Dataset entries
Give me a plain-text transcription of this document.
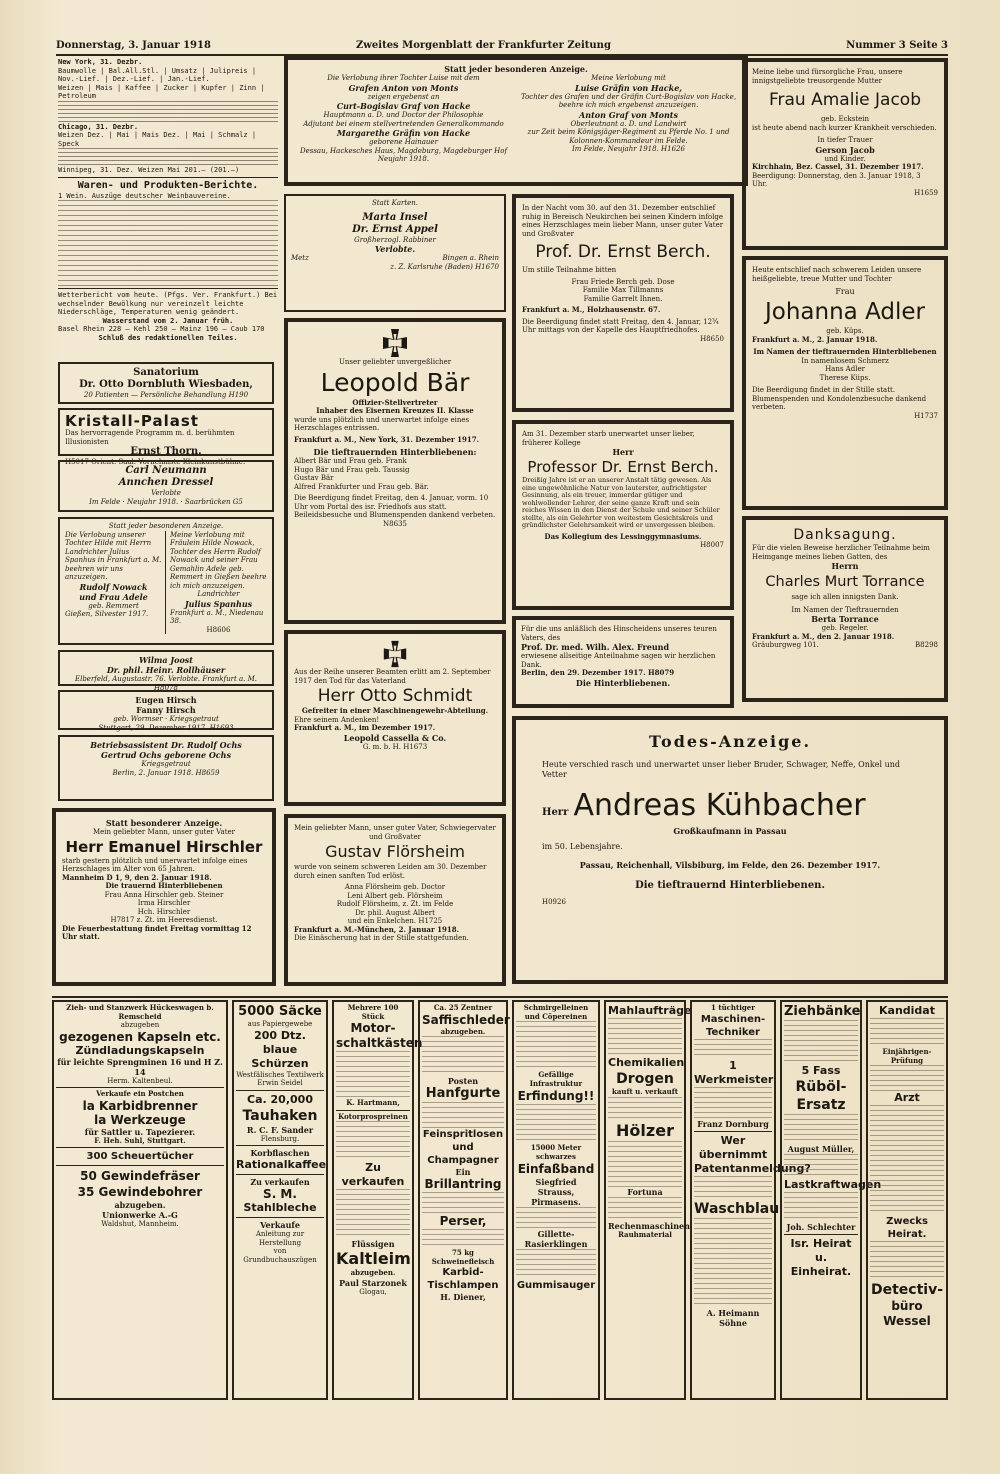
Donnerstag, 3. Januar 1918	Zweites Morgenblatt der Frankfurter Zeitung	Nummer 3 Seite 3

New York, 31. Dezbr.

Baumwolle | Bal.All.Stl. | Umsatz | Julipreis | Nov.-Lief. | Dez.-Lief. | Jan.-Lief.

Weizen | Mais | Kaffee | Zucker | Kupfer | Zinn | Petroleum

Chicago, 31. Dezbr.

Weizen Dez. | Mai | Mais Dez. | Mai | Schmalz | Speck

Winnipeg, 31. Dez. Weizen Mai 201.— (201.—)

Waren- und Produkten-Berichte.

1 Wein. Auszüge deutscher Weinbauvereine.

Wetterbericht vom heute. (Pfgs. Ver. Frankfurt.) Bei wechselnder Bewölkung nur vereinzelt leichte Niederschläge, Temperaturen wenig geändert.

Wasserstand vom 2. Januar früh.

Basel Rhein 228 — Kehl 250 — Mainz 196 — Caub 170

Schluß des redaktionellen Teiles.

Sanatorium

Dr. Otto Dornbluth Wiesbaden,

20 Patienten — Persönliche Behandlung H190

Kristall-Palast

Das hervorragende Programm m. d. berühmten Illusionisten

Ernst Thorn.

H5017 Orient. Saal. Vornehmste Kleinkunstbühne.

Carl Neumann

Annchen Dressel

Verlobte

Im Felde · Neujahr 1918. · Saarbrücken G5

Statt jeder besonderen Anzeige.

Die Verlobung unserer Tochter Hilde mit Herrn Landrichter Julius Spanhus in Frankfurt a. M. beehren wir uns anzuzeigen.

Rudolf Nowack

und Frau Adele

geb. Remmert

Gießen, Silvester 1917.

Meine Verlobung mit Fräulein Hilde Nowack, Tochter des Herrn Rudolf Nowack und seiner Frau Gemahlin Adele geb. Remmert in Gießen beehre ich mich anzuzeigen.

Landrichter

Julius Spanhus

Frankfurt a. M., Niedenau 38.

H8606

Wilma Joost

Dr. phil. Heinr. Rollhäuser

Elberfeld, Augustastr. 76. Verlobte. Frankfurt a. M. H8078

Eugen Hirsch

Fanny Hirsch

geb. Wormser · Kriegsgetraut

Stuttgart, 29. Dezember 1917. H1693

Betriebsassistent Dr. Rudolf Ochs

Gertrud Ochs geborene Ochs

Kriegsgetraut

Berlin, 2. Januar 1918. H8659

Statt besonderer Anzeige.

Mein geliebter Mann, unser guter Vater

Herr Emanuel Hirschler

starb gestern plötzlich und unerwartet infolge eines Herzschlages im Alter von 65 Jahren.

Mannheim D 1, 9, den 2. Januar 1918.

Die trauernd Hinterbliebenen

Frau Anna Hirschler geb. Steiner

Irma Hirschler

Hch. Hirschler

H7817 z. Zt. im Heeresdienst.

Die Feuerbestattung findet Freitag vormittag 12 Uhr statt.

Statt jeder besonderen Anzeige.

Die Verlobung ihrer Tochter Luise mit dem

Grafen Anton von Monts

zeigen ergebenst an

Curt-Bogislav Graf von Hacke

Hauptmann a. D. und Doctor der Philosophie

Adjutant bei einem stellvertretenden Generalkommando

Margarethe Gräfin von Hacke

geborene Hainauer

Dessau, Hackesches Haus, Magdeburg, Magdeburger Hof

Neujahr 1918.

Meine Verlobung mit

Luise Gräfin von Hacke,

Tochter des Grafen und der Gräfin Curt-Bogislav von Hacke, beehre ich mich ergebenst anzuzeigen.

Anton Graf von Monts

Oberleutnant a. D. und Landwirt

zur Zeit beim Königsjäger-Regiment zu Pferde No. 1 und Kolonnen-Kommandeur im Felde.

Im Felde, Neujahr 1918. H1626

Statt Karten.

Marta Insel

Dr. Ernst Appel

Großherzogl. Rabbiner

Verlobte.

Metz	Bingen a. Rhein

z. Z. Karlsruhe (Baden) H1670

Unser geliebter unvergeßlicher

Leopold Bär

Offizier-Stellvertreter

Inhaber des Eisernen Kreuzes II. Klasse

wurde uns plötzlich und unerwartet infolge eines Herzschlages entrissen.

Frankfurt a. M., New York, 31. Dezember 1917.

Die tieftrauernden Hinterbliebenen:

Albert Bär und Frau geb. Frank

Hugo Bär und Frau geb. Taussig

Gustav Bär

Alfred Frankfurter und Frau geb. Bär.

Die Beerdigung findet Freitag, den 4. Januar, vorm. 10 Uhr vom Portal des isr. Friedhofs aus statt. Beileidsbesuche und Blumenspenden dankend verbeten.

N8635

Aus der Reihe unserer Beamten erlitt am 2. September 1917 den Tod für das Vaterland

Herr Otto Schmidt

Gefreiter in einer Maschinengewehr-Abteilung.

Ehre seinem Andenken!

Frankfurt a. M., im Dezember 1917.

Leopold Cassella & Co.

G. m. b. H. H1673

Mein geliebter Mann, unser guter Vater, Schwiegervater und Großvater

Gustav Flörsheim

wurde von seinem schweren Leiden am 30. Dezember durch einen sanften Tod erlöst.

Anna Flörsheim geb. Doctor

Leni Albert geb. Flörsheim

Rudolf Flörsheim, z. Zt. im Felde

Dr. phil. August Albert

und ein Enkelchen. H1725

Frankfurt a. M.-München, 2. Januar 1918.

Die Einäscherung hat in der Stille stattgefunden.

In der Nacht vom 30. auf den 31. Dezember entschlief ruhig in Bereisch Neukirchen bei seinen Kindern infolge eines Herzschlages mein lieber Mann, unser guter Vater und Großvater

Prof. Dr. Ernst Berch.

Um stille Teilnahme bitten

Frau Friede Berch geb. Dose

Familie Max Tillmanns

Familie Garrelt Ihnen.

Frankfurt a. M., Holzhausenstr. 67.

Die Beerdigung findet statt Freitag, den 4. Januar, 12¾ Uhr mittags von der Kapelle des Hauptfriedhofes.

H8650

Am 31. Dezember starb unerwartet unser lieber, früherer Kollege

Herr

Professor Dr. Ernst Berch.

Dreißig Jahre ist er an unserer Anstalt tätig gewesen. Als eine ungewöhnliche Natur von lauterster, aufrichtigster Gesinnung, als ein treuer, immerdar gütiger und wohlwollender Lehrer, der seine ganze Kraft und sein reiches Wissen in den Dienst der Schule und seiner Schüler stellte, als ein Gelehrter von weitestem Gesichtskreis und gründlichster Gelehrsamkeit wird er unvergessen bleiben.

Das Kollegium des Lessinggymnasiums.

H8007

Für die uns anläßlich des Hinscheidens unseres teuren Vaters, des

Prof. Dr. med. Wilh. Alex. Freund

erwiesene allseitige Anteilnahme sagen wir herzlichen Dank.

Berlin, den 29. Dezember 1917. H8079

Die Hinterbliebenen.

Meine liebe und fürsorgliche Frau, unsere innigstgeliebte treusorgende Mutter

Frau Amalie Jacob

geb. Eckstein

ist heute abend nach kurzer Krankheit verschieden.

In tiefer Trauer

Gerson Jacob

und Kinder.

Kirchhain, Bez. Cassel, 31. Dezember 1917.

Beerdigung: Donnerstag, den 3. Januar 1918, 3 Uhr.

H1659

Heute entschlief nach schwerem Leiden unsere heißgeliebte, treue Mutter und Tochter

Frau

Johanna Adler

geb. Küps.

Frankfurt a. M., 2. Januar 1918.

Im Namen der tieftrauernden Hinterbliebenen

In namenlosem Schmerz

Hans Adler

Therese Küps.

Die Beerdigung findet in der Stille statt. Blumenspenden und Kondolenzbesuche dankend verbeten.

H1737

Danksagung.

Für die vielen Beweise herzlicher Teilnahme beim Heimgange meines lieben Gatten, des

Herrn

Charles Murt Torrance

sage ich allen innigsten Dank.

Im Namen der Tieftrauernden

Berta Torrance

geb. Regeler.

Frankfurt a. M., den 2. Januar 1918.

Gräuburgweg 101.	B8298

Todes-Anzeige.

Heute verschied rasch und unerwartet unser lieber Bruder, Schwager, Neffe, Onkel und Vetter

Herr Andreas Kühbacher

Großkaufmann in Passau

im 50. Lebensjahre.

Passau, Reichenhall, Vilsbiburg, im Felde, den 26. Dezember 1917.

Die tieftrauernd Hinterbliebenen.

H0926

Zieh- und Stanzwerk Hückeswagen b. Remscheid

abzugeben

gezogenen Kapseln etc.

Zündladungskapseln

für leichte Sprengminen 16 und H Z. 14

Herm. Kaltenbeul.

Verkaufe ein Postchen

la Karbidbrenner

la Werkzeuge

für Sattler u. Tapezierer.

F. Heh. Suhl, Stuttgart.

300 Scheuertücher

50 Gewindefräser

35 Gewindebohrer

abzugeben.

Unionwerke A.-G

Waldshut, Mannheim.

5000 Säcke

aus Papiergewebe

200 Dtz.

blaue Schürzen

Westfälisches Textilwerk

Erwin Seidel

Ca. 20,000

Tauhaken

R. C. F. Sander

Flensburg.

Korbflaschen

Rationalkaffee

Zu verkaufen

S. M.

Stahlbleche

Verkaufe

Anleitung zur Herstellung

von Grundbuchauszügen

Mehrere 100 Stück

Motor-schaltkästen

K. Hartmann,

Kotorprospreinen

Zu verkaufen

Flüssigen

Kaltleim

abzugeben.

Paul Starzonek

Glogau,

Ca. 25 Zentner

Saffischleder

abzugeben.

Posten

Hanfgurte

Feinspritlosen

und Champagner

Ein

Brillantring

Perser,

75 kg Schweinefleisch

Karbid-

Tischlampen

H. Diener,

Schmirgelleinen und Cöpereinen

Gefällige Infrastruktur

Erfindung!!

15000 Meter schwarzes

Einfaßband

Siegfried Strauss,

Pirmasens.

Gillette-

Rasierklingen

Gummisauger

Mahlaufträge

Chemikalien

Drogen

kauft u. verkauft

Hölzer

Fortuna

Rechenmaschinen

Rauhmaterial

1 tüchtiger

Maschinen-Techniker

1 Werkmeister

Franz Dornburg

Wer übernimmt

Patentanmeldung?

Waschblau

A. Heimann Söhne

Ziehbänke

5 Fass

Rüböl-Ersatz

August Müller,

Lastkraftwagen

Joh. Schlechter

Isr. Heirat

u. Einheirat.

Kandidat

Einjährigen-Prüfung

Arzt

Zwecks Heirat.

Detectiv-

büro Wessel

THE REQUEST -> Show the lines of the material that contain the word "Leiden".

SOLUTION TO THE PROBLEM ->
wurde von seinem schweren Leiden am 30. Dezember durch einen sanften Tod erlöst.
Heute entschlief nach schwerem Leiden unsere heißgeliebte, treue Mutter und Tochter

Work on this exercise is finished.